(Given entries)
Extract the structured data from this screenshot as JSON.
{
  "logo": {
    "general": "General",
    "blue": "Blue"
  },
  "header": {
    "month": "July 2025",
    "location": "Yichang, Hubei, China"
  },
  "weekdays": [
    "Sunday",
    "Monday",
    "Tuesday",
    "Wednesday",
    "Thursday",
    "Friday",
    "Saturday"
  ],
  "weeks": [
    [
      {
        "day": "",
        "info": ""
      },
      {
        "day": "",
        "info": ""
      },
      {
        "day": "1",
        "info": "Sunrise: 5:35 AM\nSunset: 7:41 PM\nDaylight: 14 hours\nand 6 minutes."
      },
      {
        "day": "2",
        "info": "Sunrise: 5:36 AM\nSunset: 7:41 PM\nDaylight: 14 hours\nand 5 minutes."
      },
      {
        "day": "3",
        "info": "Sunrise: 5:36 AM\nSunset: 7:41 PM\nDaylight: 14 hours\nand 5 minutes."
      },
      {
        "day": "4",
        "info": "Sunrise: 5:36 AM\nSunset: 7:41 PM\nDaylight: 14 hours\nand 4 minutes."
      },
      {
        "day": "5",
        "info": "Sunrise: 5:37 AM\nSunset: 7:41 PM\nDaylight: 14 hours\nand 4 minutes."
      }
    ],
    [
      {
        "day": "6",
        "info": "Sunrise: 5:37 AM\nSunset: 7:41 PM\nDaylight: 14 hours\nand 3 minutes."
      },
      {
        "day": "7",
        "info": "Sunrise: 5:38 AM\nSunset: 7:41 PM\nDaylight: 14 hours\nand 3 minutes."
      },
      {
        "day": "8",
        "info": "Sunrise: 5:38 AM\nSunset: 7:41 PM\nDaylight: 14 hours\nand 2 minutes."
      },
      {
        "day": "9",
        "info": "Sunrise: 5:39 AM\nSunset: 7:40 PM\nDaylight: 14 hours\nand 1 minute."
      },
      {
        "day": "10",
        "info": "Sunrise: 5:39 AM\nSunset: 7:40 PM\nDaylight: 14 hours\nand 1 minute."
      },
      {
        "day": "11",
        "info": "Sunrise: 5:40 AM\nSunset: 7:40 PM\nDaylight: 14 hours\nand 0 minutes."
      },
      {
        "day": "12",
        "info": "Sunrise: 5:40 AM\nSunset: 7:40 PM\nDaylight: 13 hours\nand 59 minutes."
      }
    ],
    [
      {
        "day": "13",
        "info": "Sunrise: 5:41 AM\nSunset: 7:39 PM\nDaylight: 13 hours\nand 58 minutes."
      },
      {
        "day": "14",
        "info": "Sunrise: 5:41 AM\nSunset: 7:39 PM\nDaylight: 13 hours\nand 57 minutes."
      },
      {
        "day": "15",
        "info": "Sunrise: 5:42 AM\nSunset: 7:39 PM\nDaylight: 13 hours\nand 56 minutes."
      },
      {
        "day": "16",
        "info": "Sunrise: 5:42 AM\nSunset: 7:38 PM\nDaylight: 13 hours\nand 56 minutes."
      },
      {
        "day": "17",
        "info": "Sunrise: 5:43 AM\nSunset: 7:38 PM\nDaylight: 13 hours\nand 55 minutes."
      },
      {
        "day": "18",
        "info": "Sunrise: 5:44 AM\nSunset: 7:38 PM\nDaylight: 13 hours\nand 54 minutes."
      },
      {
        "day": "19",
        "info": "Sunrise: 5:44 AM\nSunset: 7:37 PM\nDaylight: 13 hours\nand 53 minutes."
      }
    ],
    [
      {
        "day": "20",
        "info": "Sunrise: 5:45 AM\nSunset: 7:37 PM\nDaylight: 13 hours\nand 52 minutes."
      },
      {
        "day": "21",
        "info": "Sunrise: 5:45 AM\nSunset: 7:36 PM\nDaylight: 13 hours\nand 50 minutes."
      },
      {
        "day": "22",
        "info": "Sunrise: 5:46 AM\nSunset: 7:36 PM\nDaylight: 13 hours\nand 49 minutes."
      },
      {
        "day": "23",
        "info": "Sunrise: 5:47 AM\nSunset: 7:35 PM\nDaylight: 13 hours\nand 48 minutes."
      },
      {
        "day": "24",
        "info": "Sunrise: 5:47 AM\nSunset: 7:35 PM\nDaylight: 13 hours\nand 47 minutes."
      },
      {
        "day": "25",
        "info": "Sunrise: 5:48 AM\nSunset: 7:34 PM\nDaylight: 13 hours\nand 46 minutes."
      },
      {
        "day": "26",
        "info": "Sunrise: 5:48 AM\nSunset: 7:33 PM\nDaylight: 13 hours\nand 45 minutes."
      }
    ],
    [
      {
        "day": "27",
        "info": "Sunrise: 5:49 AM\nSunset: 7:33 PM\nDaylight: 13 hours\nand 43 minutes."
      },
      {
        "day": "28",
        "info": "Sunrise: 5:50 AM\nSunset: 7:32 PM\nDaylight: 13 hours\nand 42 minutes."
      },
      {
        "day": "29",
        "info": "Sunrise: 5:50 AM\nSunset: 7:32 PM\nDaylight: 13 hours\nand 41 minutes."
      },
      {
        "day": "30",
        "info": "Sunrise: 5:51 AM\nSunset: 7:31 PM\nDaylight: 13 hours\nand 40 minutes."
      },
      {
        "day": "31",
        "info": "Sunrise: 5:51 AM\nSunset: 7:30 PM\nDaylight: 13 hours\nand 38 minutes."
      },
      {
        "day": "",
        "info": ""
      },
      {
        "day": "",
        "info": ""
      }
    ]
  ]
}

(Directions for this task) Transcribe every entry exactly, omitting nothing.

(Response to this task)
Extract the structured data from this screenshot as JSON.
{
  "logo": {
    "general": "General",
    "blue": "Blue"
  },
  "header": {
    "month": "July 2025",
    "location": "Yichang, Hubei, China"
  },
  "weekdays": [
    "Sunday",
    "Monday",
    "Tuesday",
    "Wednesday",
    "Thursday",
    "Friday",
    "Saturday"
  ],
  "weeks": [
    [
      {
        "day": "",
        "info": ""
      },
      {
        "day": "",
        "info": ""
      },
      {
        "day": "1",
        "info": "Sunrise: 5:35 AM\nSunset: 7:41 PM\nDaylight: 14 hours\nand 6 minutes."
      },
      {
        "day": "2",
        "info": "Sunrise: 5:36 AM\nSunset: 7:41 PM\nDaylight: 14 hours\nand 5 minutes."
      },
      {
        "day": "3",
        "info": "Sunrise: 5:36 AM\nSunset: 7:41 PM\nDaylight: 14 hours\nand 5 minutes."
      },
      {
        "day": "4",
        "info": "Sunrise: 5:36 AM\nSunset: 7:41 PM\nDaylight: 14 hours\nand 4 minutes."
      },
      {
        "day": "5",
        "info": "Sunrise: 5:37 AM\nSunset: 7:41 PM\nDaylight: 14 hours\nand 4 minutes."
      }
    ],
    [
      {
        "day": "6",
        "info": "Sunrise: 5:37 AM\nSunset: 7:41 PM\nDaylight: 14 hours\nand 3 minutes."
      },
      {
        "day": "7",
        "info": "Sunrise: 5:38 AM\nSunset: 7:41 PM\nDaylight: 14 hours\nand 3 minutes."
      },
      {
        "day": "8",
        "info": "Sunrise: 5:38 AM\nSunset: 7:41 PM\nDaylight: 14 hours\nand 2 minutes."
      },
      {
        "day": "9",
        "info": "Sunrise: 5:39 AM\nSunset: 7:40 PM\nDaylight: 14 hours\nand 1 minute."
      },
      {
        "day": "10",
        "info": "Sunrise: 5:39 AM\nSunset: 7:40 PM\nDaylight: 14 hours\nand 1 minute."
      },
      {
        "day": "11",
        "info": "Sunrise: 5:40 AM\nSunset: 7:40 PM\nDaylight: 14 hours\nand 0 minutes."
      },
      {
        "day": "12",
        "info": "Sunrise: 5:40 AM\nSunset: 7:40 PM\nDaylight: 13 hours\nand 59 minutes."
      }
    ],
    [
      {
        "day": "13",
        "info": "Sunrise: 5:41 AM\nSunset: 7:39 PM\nDaylight: 13 hours\nand 58 minutes."
      },
      {
        "day": "14",
        "info": "Sunrise: 5:41 AM\nSunset: 7:39 PM\nDaylight: 13 hours\nand 57 minutes."
      },
      {
        "day": "15",
        "info": "Sunrise: 5:42 AM\nSunset: 7:39 PM\nDaylight: 13 hours\nand 56 minutes."
      },
      {
        "day": "16",
        "info": "Sunrise: 5:42 AM\nSunset: 7:38 PM\nDaylight: 13 hours\nand 56 minutes."
      },
      {
        "day": "17",
        "info": "Sunrise: 5:43 AM\nSunset: 7:38 PM\nDaylight: 13 hours\nand 55 minutes."
      },
      {
        "day": "18",
        "info": "Sunrise: 5:44 AM\nSunset: 7:38 PM\nDaylight: 13 hours\nand 54 minutes."
      },
      {
        "day": "19",
        "info": "Sunrise: 5:44 AM\nSunset: 7:37 PM\nDaylight: 13 hours\nand 53 minutes."
      }
    ],
    [
      {
        "day": "20",
        "info": "Sunrise: 5:45 AM\nSunset: 7:37 PM\nDaylight: 13 hours\nand 52 minutes."
      },
      {
        "day": "21",
        "info": "Sunrise: 5:45 AM\nSunset: 7:36 PM\nDaylight: 13 hours\nand 50 minutes."
      },
      {
        "day": "22",
        "info": "Sunrise: 5:46 AM\nSunset: 7:36 PM\nDaylight: 13 hours\nand 49 minutes."
      },
      {
        "day": "23",
        "info": "Sunrise: 5:47 AM\nSunset: 7:35 PM\nDaylight: 13 hours\nand 48 minutes."
      },
      {
        "day": "24",
        "info": "Sunrise: 5:47 AM\nSunset: 7:35 PM\nDaylight: 13 hours\nand 47 minutes."
      },
      {
        "day": "25",
        "info": "Sunrise: 5:48 AM\nSunset: 7:34 PM\nDaylight: 13 hours\nand 46 minutes."
      },
      {
        "day": "26",
        "info": "Sunrise: 5:48 AM\nSunset: 7:33 PM\nDaylight: 13 hours\nand 45 minutes."
      }
    ],
    [
      {
        "day": "27",
        "info": "Sunrise: 5:49 AM\nSunset: 7:33 PM\nDaylight: 13 hours\nand 43 minutes."
      },
      {
        "day": "28",
        "info": "Sunrise: 5:50 AM\nSunset: 7:32 PM\nDaylight: 13 hours\nand 42 minutes."
      },
      {
        "day": "29",
        "info": "Sunrise: 5:50 AM\nSunset: 7:32 PM\nDaylight: 13 hours\nand 41 minutes."
      },
      {
        "day": "30",
        "info": "Sunrise: 5:51 AM\nSunset: 7:31 PM\nDaylight: 13 hours\nand 40 minutes."
      },
      {
        "day": "31",
        "info": "Sunrise: 5:51 AM\nSunset: 7:30 PM\nDaylight: 13 hours\nand 38 minutes."
      },
      {
        "day": "",
        "info": ""
      },
      {
        "day": "",
        "info": ""
      }
    ]
  ]
}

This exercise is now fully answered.